→ **Work required**:
Make an exact copy of the entries below.

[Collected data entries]

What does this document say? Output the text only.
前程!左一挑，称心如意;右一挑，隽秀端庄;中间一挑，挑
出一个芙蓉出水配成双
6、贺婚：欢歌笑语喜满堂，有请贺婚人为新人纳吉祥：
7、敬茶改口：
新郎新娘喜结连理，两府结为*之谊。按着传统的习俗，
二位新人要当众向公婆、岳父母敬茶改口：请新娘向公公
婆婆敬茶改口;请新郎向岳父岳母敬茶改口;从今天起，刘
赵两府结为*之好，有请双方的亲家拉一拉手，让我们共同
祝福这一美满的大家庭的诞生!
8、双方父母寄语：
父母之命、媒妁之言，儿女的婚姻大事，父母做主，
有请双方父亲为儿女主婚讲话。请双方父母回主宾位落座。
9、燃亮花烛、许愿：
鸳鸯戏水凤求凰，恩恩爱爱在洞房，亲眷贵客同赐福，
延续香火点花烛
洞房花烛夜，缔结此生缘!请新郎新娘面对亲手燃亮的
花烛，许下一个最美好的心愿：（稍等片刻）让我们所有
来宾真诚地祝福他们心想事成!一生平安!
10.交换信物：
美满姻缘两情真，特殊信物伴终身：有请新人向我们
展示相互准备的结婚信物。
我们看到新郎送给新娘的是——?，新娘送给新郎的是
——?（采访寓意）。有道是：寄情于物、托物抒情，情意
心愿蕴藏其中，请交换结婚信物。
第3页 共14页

→ **Reply to the exercise**:
What does this document say? Output the text only.
前程!左一挑，称心如意;右一挑，隽秀端庄;中间一挑，挑
出一个芙蓉出水配成双
6、贺婚：欢歌笑语喜满堂，有请贺婚人为新人纳吉祥：
7、敬茶改口：
新郎新娘喜结连理，两府结为*之谊。按着传统的习俗，
二位新人要当众向公婆、岳父母敬茶改口：请新娘向公公
婆婆敬茶改口;请新郎向岳父岳母敬茶改口;从今天起，刘
赵两府结为*之好，有请双方的亲家拉一拉手，让我们共同
祝福这一美满的大家庭的诞生!
8、双方父母寄语：
父母之命、媒妁之言，儿女的婚姻大事，父母做主，
有请双方父亲为儿女主婚讲话。请双方父母回主宾位落座。
9、燃亮花烛、许愿：
鸳鸯戏水凤求凰，恩恩爱爱在洞房，亲眷贵客同赐福，
延续香火点花烛
洞房花烛夜，缔结此生缘!请新郎新娘面对亲手燃亮的
花烛，许下一个最美好的心愿：（稍等片刻）让我们所有
来宾真诚地祝福他们心想事成!一生平安!
10.交换信物：
美满姻缘两情真，特殊信物伴终身：有请新人向我们
展示相互准备的结婚信物。
我们看到新郎送给新娘的是——?，新娘送给新郎的是
——?（采访寓意）。有道是：寄情于物、托物抒情，情意
心愿蕴藏其中，请交换结婚信物。
第3页 共14页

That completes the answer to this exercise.